__Goal__. Copy out the listing below verbatim, keeping every line and its order unchanged.

__Data shown__.
▬▬▬▬▬▬▬▬▬▬

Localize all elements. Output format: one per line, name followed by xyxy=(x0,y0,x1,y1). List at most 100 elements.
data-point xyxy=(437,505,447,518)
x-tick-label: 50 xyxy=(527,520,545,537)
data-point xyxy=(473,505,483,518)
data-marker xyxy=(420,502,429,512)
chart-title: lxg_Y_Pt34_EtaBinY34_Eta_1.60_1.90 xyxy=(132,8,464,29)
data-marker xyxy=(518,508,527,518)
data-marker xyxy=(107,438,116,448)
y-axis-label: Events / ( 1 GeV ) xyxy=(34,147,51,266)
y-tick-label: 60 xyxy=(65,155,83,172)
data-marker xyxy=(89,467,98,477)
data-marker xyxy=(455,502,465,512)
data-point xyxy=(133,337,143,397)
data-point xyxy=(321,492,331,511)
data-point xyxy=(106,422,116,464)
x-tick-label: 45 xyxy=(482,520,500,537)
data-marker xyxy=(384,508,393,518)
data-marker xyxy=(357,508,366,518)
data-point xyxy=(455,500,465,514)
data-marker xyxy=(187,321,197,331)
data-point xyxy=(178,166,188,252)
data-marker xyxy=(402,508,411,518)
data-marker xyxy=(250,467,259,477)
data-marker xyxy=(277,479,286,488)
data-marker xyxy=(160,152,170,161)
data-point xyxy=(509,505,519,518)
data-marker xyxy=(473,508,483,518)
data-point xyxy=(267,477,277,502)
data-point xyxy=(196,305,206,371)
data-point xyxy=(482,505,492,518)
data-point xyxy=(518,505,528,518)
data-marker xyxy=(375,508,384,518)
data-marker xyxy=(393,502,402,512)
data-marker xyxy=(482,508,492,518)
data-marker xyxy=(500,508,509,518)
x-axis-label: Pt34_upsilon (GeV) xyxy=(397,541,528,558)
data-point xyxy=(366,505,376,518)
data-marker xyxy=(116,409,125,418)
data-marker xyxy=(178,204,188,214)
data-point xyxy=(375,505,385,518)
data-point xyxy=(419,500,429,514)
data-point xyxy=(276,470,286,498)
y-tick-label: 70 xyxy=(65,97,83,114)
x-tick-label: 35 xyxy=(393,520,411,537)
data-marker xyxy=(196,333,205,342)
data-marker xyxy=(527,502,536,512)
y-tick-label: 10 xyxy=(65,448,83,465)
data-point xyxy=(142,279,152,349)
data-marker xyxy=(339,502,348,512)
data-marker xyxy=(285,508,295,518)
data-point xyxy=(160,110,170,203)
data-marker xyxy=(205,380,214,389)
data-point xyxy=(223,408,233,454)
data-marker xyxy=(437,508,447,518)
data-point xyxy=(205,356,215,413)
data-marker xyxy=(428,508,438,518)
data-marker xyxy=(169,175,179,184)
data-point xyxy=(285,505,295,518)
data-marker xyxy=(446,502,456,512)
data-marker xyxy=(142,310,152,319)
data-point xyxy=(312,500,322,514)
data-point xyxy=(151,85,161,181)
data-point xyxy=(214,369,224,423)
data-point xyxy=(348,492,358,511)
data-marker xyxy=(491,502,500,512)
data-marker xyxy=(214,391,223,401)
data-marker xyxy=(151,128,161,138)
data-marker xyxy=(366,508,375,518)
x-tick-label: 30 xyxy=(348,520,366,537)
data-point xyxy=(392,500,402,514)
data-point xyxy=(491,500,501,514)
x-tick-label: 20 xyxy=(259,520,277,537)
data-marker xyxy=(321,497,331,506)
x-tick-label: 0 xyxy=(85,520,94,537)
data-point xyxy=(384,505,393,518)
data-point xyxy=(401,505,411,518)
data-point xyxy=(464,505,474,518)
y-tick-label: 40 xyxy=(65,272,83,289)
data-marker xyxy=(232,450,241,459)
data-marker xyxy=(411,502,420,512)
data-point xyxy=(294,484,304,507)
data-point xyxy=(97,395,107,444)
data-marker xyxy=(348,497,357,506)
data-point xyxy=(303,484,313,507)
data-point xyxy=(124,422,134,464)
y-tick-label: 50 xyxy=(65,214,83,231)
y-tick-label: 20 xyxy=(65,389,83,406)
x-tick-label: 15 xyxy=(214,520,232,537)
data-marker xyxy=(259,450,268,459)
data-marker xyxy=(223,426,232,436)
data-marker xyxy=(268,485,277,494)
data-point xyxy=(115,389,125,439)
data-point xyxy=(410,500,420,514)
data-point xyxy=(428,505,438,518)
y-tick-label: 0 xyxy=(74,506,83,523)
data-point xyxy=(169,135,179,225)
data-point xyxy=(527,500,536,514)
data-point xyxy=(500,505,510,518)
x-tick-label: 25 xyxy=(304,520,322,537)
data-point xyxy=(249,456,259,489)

▬▬▬▬▬▬▬▬▬▬

__Task answer__.
Localize all elements. Output format: one per line, name followed by xyxy=(x0,y0,x1,y1). List at most 100 elements.
data-point xyxy=(437,505,447,518)
x-tick-label: 50 xyxy=(527,520,545,537)
data-point xyxy=(473,505,483,518)
data-marker xyxy=(420,502,429,512)
chart-title: lxg_Y_Pt34_EtaBinY34_Eta_1.60_1.90 xyxy=(132,8,464,29)
data-marker xyxy=(518,508,527,518)
data-marker xyxy=(107,438,116,448)
y-axis-label: Events / ( 1 GeV ) xyxy=(34,147,51,266)
y-tick-label: 60 xyxy=(65,155,83,172)
data-marker xyxy=(89,467,98,477)
data-marker xyxy=(455,502,465,512)
data-point xyxy=(133,337,143,397)
data-point xyxy=(321,492,331,511)
data-point xyxy=(106,422,116,464)
x-tick-label: 45 xyxy=(482,520,500,537)
data-marker xyxy=(384,508,393,518)
data-marker xyxy=(357,508,366,518)
data-point xyxy=(455,500,465,514)
data-marker xyxy=(187,321,197,331)
data-point xyxy=(178,166,188,252)
data-marker xyxy=(402,508,411,518)
data-marker xyxy=(250,467,259,477)
data-marker xyxy=(277,479,286,488)
data-marker xyxy=(160,152,170,161)
data-point xyxy=(509,505,519,518)
data-marker xyxy=(473,508,483,518)
data-point xyxy=(267,477,277,502)
data-point xyxy=(196,305,206,371)
data-point xyxy=(482,505,492,518)
data-point xyxy=(518,505,528,518)
data-marker xyxy=(375,508,384,518)
data-marker xyxy=(393,502,402,512)
data-marker xyxy=(482,508,492,518)
data-marker xyxy=(500,508,509,518)
x-axis-label: Pt34_upsilon (GeV) xyxy=(397,541,528,558)
data-point xyxy=(366,505,376,518)
data-marker xyxy=(116,409,125,418)
data-marker xyxy=(178,204,188,214)
data-point xyxy=(375,505,385,518)
data-point xyxy=(419,500,429,514)
data-point xyxy=(276,470,286,498)
y-tick-label: 70 xyxy=(65,97,83,114)
x-tick-label: 35 xyxy=(393,520,411,537)
data-marker xyxy=(196,333,205,342)
data-marker xyxy=(527,502,536,512)
y-tick-label: 10 xyxy=(65,448,83,465)
data-point xyxy=(142,279,152,349)
data-marker xyxy=(339,502,348,512)
data-marker xyxy=(285,508,295,518)
data-point xyxy=(160,110,170,203)
data-marker xyxy=(205,380,214,389)
data-point xyxy=(223,408,233,454)
data-marker xyxy=(437,508,447,518)
data-point xyxy=(205,356,215,413)
data-marker xyxy=(428,508,438,518)
data-marker xyxy=(169,175,179,184)
data-point xyxy=(285,505,295,518)
data-marker xyxy=(446,502,456,512)
data-marker xyxy=(142,310,152,319)
data-point xyxy=(312,500,322,514)
data-point xyxy=(151,85,161,181)
data-point xyxy=(214,369,224,423)
data-point xyxy=(348,492,358,511)
data-marker xyxy=(491,502,500,512)
data-marker xyxy=(214,391,223,401)
data-marker xyxy=(151,128,161,138)
data-marker xyxy=(366,508,375,518)
x-tick-label: 30 xyxy=(348,520,366,537)
data-point xyxy=(392,500,402,514)
data-point xyxy=(491,500,501,514)
x-tick-label: 20 xyxy=(259,520,277,537)
data-marker xyxy=(321,497,331,506)
x-tick-label: 0 xyxy=(85,520,94,537)
data-point xyxy=(384,505,393,518)
data-point xyxy=(401,505,411,518)
data-point xyxy=(464,505,474,518)
y-tick-label: 40 xyxy=(65,272,83,289)
data-marker xyxy=(232,450,241,459)
data-marker xyxy=(411,502,420,512)
data-point xyxy=(294,484,304,507)
data-point xyxy=(97,395,107,444)
data-marker xyxy=(348,497,357,506)
data-point xyxy=(303,484,313,507)
data-point xyxy=(124,422,134,464)
y-tick-label: 50 xyxy=(65,214,83,231)
y-tick-label: 20 xyxy=(65,389,83,406)
x-tick-label: 15 xyxy=(214,520,232,537)
data-marker xyxy=(259,450,268,459)
data-marker xyxy=(223,426,232,436)
data-marker xyxy=(268,485,277,494)
data-point xyxy=(115,389,125,439)
data-point xyxy=(410,500,420,514)
data-point xyxy=(428,505,438,518)
y-tick-label: 0 xyxy=(74,506,83,523)
data-point xyxy=(169,135,179,225)
data-point xyxy=(527,500,536,514)
data-point xyxy=(500,505,510,518)
x-tick-label: 25 xyxy=(304,520,322,537)
data-point xyxy=(249,456,259,489)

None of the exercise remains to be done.